According to the GeoV package description, how many parameters does the shared pretrained model have?

» **Document text**:

▶

Metadata-Version: 2.1
Name: geov
Version: 0.0.1
Summary: The GeoV model is a large langauge model designed by Georges Harik and uses Rotary Positional Embeddings with Relative distances (RoPER). We have shared a pretrained 9B parameter model.
Home-page: https://github.com/geov-ai/geov
Author: Better Planet Investments and labml.ai
Author-email: contact@labml.ai
License: UNKNOWN
Keywords: machine learning
Platform: UNKNOWN
Classifier: Programming Language :: Python :: 3
Classifier: License :: OSI Approved :: Apache Software License
Classifier: Intended Audience :: Developers
Classifier: Intended Audience :: Science/Research
Classifier: Topic :: Scientific/Engineering :: Artificial Intelligence
Description-Content-Type: text/markdown

# GeoV

## Overview

The GeoV model was designed by Georges Harik and uses 
[Rotary Positional Embeddings with Relative distances (RoPER)](http://research.labml.ai/RoPER.html) 
by [Georges Hark](https://twitter.com/ghark) and [Varuna Jayasiri](https://twitter.com/vpj).

[RoPER](http://research.labml.ai/RoPER.html), in addition to using relative positions in the attention score
calculation by RoPE embeddings, adds relative positional information explicitly to value embeddings.

◀

» **Extracted records**:
▶

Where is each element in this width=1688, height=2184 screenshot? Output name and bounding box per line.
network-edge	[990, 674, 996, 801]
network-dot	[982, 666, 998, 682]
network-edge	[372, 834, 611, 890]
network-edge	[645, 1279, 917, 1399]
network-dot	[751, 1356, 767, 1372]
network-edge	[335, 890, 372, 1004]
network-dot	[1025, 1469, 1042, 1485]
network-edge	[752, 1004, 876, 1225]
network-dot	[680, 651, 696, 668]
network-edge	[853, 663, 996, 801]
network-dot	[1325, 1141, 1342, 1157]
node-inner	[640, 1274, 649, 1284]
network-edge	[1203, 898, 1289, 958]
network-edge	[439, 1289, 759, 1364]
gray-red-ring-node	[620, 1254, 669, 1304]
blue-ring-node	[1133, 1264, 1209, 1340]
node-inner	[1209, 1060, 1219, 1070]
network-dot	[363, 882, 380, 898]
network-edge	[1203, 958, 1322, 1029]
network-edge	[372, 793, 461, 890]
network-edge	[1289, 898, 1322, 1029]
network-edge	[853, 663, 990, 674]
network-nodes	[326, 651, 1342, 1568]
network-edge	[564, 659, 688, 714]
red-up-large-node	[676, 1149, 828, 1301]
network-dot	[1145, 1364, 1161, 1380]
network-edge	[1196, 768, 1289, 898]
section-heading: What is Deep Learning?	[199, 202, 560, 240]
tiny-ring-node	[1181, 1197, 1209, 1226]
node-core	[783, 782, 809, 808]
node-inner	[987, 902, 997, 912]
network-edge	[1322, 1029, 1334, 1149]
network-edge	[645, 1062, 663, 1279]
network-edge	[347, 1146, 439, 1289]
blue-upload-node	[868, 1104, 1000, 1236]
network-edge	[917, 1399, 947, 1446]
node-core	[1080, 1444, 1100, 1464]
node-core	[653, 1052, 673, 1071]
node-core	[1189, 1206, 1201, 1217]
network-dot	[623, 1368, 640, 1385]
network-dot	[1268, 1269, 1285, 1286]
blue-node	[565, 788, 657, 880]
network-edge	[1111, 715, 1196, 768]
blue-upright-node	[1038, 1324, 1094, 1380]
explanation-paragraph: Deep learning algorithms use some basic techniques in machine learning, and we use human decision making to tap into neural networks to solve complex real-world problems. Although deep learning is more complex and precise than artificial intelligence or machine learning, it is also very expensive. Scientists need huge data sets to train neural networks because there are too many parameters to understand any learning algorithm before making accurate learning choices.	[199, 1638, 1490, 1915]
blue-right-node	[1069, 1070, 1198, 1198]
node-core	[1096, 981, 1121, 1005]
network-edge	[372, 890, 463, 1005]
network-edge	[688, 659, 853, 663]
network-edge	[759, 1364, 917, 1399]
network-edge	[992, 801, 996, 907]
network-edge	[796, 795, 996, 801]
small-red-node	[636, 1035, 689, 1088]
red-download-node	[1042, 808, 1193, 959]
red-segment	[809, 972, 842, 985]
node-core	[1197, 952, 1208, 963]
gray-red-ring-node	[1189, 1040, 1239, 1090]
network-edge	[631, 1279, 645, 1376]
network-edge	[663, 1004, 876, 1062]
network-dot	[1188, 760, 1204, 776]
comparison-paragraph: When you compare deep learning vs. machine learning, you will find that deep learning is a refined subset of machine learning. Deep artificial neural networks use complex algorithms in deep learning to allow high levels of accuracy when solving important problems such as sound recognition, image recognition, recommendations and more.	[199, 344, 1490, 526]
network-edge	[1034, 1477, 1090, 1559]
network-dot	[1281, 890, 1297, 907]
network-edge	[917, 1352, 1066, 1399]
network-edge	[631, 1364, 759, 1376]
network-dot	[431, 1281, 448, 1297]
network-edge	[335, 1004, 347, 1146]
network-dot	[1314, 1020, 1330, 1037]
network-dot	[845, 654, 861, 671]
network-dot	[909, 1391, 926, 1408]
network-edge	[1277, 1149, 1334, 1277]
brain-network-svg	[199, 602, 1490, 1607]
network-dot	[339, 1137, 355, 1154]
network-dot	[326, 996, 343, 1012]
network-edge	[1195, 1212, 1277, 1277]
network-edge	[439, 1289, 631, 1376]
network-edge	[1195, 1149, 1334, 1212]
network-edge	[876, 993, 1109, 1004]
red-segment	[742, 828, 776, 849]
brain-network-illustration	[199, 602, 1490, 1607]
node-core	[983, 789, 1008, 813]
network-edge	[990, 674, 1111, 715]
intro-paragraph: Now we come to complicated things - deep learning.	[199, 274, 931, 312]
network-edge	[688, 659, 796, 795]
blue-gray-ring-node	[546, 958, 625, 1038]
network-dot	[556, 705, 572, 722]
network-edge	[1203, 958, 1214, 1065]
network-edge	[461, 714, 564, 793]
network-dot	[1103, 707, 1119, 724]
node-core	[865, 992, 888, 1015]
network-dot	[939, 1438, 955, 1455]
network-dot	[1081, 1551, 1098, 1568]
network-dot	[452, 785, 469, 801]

◀

» **Expected answer**:
9B parameters.